# Task statement
Read the records below. Copy each line where the string "eiusmod" occurs.

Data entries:
= = = = = = =

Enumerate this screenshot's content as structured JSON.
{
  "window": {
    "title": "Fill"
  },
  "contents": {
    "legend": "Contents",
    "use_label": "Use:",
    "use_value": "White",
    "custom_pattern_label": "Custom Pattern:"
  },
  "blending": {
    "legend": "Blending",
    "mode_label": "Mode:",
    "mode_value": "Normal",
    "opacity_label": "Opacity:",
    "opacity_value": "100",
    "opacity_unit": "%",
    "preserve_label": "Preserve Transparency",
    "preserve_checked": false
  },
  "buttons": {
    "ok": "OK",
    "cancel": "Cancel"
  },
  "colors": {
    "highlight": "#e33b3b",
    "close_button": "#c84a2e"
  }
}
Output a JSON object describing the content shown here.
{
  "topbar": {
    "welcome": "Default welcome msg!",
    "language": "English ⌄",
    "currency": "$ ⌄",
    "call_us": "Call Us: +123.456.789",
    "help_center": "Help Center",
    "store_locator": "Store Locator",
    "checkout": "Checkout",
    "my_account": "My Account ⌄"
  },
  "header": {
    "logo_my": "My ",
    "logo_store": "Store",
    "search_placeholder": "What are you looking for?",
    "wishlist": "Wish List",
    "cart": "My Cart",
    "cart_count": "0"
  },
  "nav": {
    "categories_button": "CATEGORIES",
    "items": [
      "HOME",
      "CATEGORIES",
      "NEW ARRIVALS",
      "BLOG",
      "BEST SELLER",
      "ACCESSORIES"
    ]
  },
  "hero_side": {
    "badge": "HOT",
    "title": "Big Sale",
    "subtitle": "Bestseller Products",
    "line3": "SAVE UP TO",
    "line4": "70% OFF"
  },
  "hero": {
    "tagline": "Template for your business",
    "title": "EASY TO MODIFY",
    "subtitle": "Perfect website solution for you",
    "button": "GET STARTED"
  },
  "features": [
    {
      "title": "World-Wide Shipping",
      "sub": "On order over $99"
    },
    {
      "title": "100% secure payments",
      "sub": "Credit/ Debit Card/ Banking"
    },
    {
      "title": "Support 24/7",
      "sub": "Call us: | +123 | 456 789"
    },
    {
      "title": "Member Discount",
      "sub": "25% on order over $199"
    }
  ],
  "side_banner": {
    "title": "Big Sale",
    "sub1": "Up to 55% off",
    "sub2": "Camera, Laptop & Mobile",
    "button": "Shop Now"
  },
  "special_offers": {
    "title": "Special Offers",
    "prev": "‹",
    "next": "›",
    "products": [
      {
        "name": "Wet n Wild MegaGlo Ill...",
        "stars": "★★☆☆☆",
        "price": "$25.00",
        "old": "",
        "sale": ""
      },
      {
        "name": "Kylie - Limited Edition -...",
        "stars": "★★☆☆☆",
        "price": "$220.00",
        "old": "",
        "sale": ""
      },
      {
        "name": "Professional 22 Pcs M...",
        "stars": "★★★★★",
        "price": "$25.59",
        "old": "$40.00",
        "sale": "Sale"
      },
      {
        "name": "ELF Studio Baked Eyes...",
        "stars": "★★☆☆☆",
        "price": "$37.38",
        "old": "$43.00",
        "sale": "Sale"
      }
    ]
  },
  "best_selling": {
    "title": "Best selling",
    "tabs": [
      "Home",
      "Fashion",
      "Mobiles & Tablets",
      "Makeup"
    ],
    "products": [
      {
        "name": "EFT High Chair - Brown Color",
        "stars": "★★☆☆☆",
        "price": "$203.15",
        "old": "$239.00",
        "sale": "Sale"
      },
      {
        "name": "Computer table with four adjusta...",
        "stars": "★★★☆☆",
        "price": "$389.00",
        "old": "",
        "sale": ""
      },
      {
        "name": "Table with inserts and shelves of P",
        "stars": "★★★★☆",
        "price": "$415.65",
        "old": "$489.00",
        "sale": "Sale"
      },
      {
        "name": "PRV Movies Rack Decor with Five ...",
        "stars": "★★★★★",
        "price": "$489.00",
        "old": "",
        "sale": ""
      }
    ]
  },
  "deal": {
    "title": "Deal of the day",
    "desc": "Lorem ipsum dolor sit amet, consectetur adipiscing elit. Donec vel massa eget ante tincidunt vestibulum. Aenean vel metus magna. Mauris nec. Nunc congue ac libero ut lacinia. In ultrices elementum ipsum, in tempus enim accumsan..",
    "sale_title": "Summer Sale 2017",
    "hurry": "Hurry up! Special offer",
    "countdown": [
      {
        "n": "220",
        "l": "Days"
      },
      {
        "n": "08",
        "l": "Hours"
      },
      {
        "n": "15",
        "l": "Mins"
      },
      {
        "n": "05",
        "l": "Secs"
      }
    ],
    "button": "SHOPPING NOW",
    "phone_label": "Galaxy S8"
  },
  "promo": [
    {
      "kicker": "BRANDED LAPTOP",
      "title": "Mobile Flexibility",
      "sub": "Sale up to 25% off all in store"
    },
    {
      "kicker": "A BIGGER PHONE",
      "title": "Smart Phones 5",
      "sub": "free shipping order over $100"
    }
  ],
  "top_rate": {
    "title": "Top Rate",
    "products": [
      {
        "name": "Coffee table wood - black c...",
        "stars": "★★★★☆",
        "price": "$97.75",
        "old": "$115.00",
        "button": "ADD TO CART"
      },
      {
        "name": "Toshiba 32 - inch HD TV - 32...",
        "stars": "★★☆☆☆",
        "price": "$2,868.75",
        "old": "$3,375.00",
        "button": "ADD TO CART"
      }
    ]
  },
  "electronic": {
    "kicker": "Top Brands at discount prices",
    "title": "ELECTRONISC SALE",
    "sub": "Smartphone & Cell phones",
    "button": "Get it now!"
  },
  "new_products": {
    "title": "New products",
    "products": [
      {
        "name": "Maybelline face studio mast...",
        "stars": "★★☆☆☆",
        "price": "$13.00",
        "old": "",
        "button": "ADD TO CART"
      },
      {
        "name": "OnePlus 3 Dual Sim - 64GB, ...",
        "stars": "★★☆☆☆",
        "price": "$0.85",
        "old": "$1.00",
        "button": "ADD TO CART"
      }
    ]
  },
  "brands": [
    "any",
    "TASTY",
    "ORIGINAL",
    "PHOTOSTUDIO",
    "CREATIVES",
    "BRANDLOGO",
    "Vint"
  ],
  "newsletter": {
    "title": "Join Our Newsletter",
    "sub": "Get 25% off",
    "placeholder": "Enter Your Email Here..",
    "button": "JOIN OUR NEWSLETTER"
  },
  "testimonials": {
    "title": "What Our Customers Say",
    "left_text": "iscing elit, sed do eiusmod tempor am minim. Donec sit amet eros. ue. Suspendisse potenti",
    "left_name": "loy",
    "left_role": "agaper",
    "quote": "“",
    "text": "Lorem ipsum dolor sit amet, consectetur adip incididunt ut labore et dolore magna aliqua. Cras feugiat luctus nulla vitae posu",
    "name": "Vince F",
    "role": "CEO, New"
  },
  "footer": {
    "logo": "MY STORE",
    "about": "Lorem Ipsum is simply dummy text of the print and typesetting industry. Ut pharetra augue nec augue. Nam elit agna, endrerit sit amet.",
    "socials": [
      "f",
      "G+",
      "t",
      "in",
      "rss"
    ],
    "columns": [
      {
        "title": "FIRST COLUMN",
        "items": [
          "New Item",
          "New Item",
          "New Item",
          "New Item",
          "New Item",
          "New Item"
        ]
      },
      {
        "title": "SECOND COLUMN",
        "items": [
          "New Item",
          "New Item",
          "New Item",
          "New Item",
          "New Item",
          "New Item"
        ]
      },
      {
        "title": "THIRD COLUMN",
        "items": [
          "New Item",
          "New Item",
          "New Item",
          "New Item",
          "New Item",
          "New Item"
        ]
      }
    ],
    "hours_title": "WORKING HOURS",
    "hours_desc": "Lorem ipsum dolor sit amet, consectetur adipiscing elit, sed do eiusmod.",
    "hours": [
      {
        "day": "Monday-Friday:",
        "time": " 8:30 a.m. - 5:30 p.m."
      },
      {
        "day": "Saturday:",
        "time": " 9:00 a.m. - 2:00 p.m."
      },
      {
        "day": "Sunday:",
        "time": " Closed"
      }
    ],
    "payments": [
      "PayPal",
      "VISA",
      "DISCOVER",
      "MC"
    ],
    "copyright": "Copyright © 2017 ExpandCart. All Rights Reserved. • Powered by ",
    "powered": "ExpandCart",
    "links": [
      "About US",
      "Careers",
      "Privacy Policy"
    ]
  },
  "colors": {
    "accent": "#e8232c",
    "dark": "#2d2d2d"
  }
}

= = = = = = =

# Solution to the exercise
    "left_text": "iscing elit, sed do eiusmod tempor am minim. Donec sit amet eros. ue. Suspendisse potenti",
    "hours_desc": "Lorem ipsum dolor sit amet, consectetur adipiscing elit, sed do eiusmod.",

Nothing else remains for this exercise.